# Start of Task data
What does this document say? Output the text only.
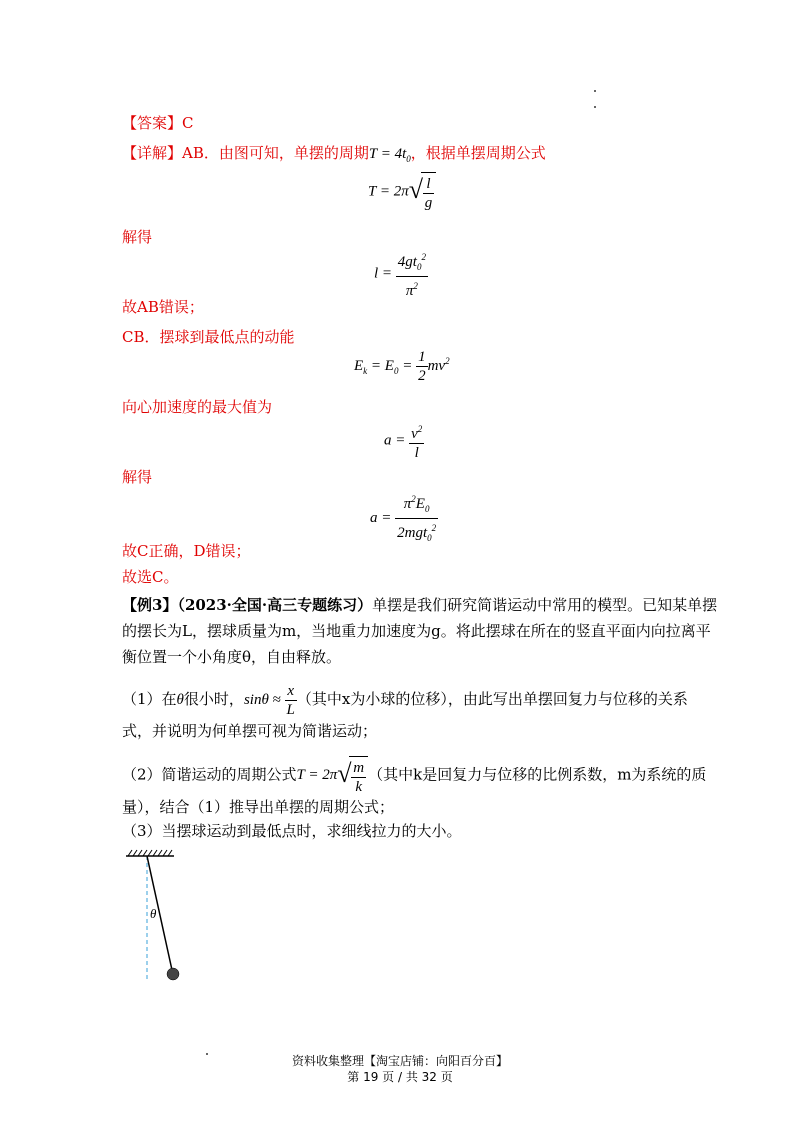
【答案】C
【详解】AB．由图可知，单摆的周期$T = 4t_0$，根据单摆周期公式
T = 2π √ $\frac{l}{g}$
解得
$l = \frac{4gt_0^2}{\pi^2}$
故AB错误；
CB．摆球到最低点的动能
$E_k = E_0 = \frac{1}{2} mv^2$
向心加速度的最大值为
$a = \frac{v^2}{l}$
解得
$a = \frac{\pi^2E_0}{2mgt_0^2}$
故C正确，D错误；
故选C。
【例3】（2023·全国·高三专题练习）单摆是我们研究简谐运动中常用的模型。已知某单摆
的摆长为L，摆球质量为m，当地重力加速度为g。将此摆球在所在的竖直平面内向拉离平
衡位置一个小角度θ，自由释放。
（1）在θ很小时，$\sin\theta \approx \frac{x}{L}$ （其中x为小球的位移），由此写出单摆回复力与位移的关系
式，并说明为何单摆可视为简谐运动；
（2）简谐运动的周期公式T = 2π √ $\frac{m}{k}$ （其中k是回复力与位移的比例系数，m为系统的质
量），结合（1）推导出单摆的周期公式；
（3）当摆球运动到最低点时，求细线拉力的大小。
θ
资料收集整理【淘宝店铺：向阳百分百】
第 19 页 / 共 32 页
# End of Task data
Task goal:
Leave out the pictures and output every record above precisely as given.

Output:
What does this document say? Output the text only.
【答案】C
【详解】AB．由图可知，单摆的周期$T = 4t_0$，根据单摆周期公式
T = 2π √ $\frac{l}{g}$
解得
$l = \frac{4gt_0^2}{\pi^2}$
故AB错误；
CB．摆球到最低点的动能
$E_k = E_0 = \frac{1}{2} mv^2$
向心加速度的最大值为
$a = \frac{v^2}{l}$
解得
$a = \frac{\pi^2E_0}{2mgt_0^2}$
故C正确，D错误；
故选C。
【例3】（2023·全国·高三专题练习）单摆是我们研究简谐运动中常用的模型。已知某单摆
的摆长为L，摆球质量为m，当地重力加速度为g。将此摆球在所在的竖直平面内向拉离平
衡位置一个小角度θ，自由释放。
（1）在θ很小时，$\sin\theta \approx \frac{x}{L}$ （其中x为小球的位移），由此写出单摆回复力与位移的关系
式，并说明为何单摆可视为简谐运动；
（2）简谐运动的周期公式T = 2π √ $\frac{m}{k}$ （其中k是回复力与位移的比例系数，m为系统的质
量），结合（1）推导出单摆的周期公式；
（3）当摆球运动到最低点时，求细线拉力的大小。
θ
资料收集整理【淘宝店铺：向阳百分百】
第 19 页 / 共 32 页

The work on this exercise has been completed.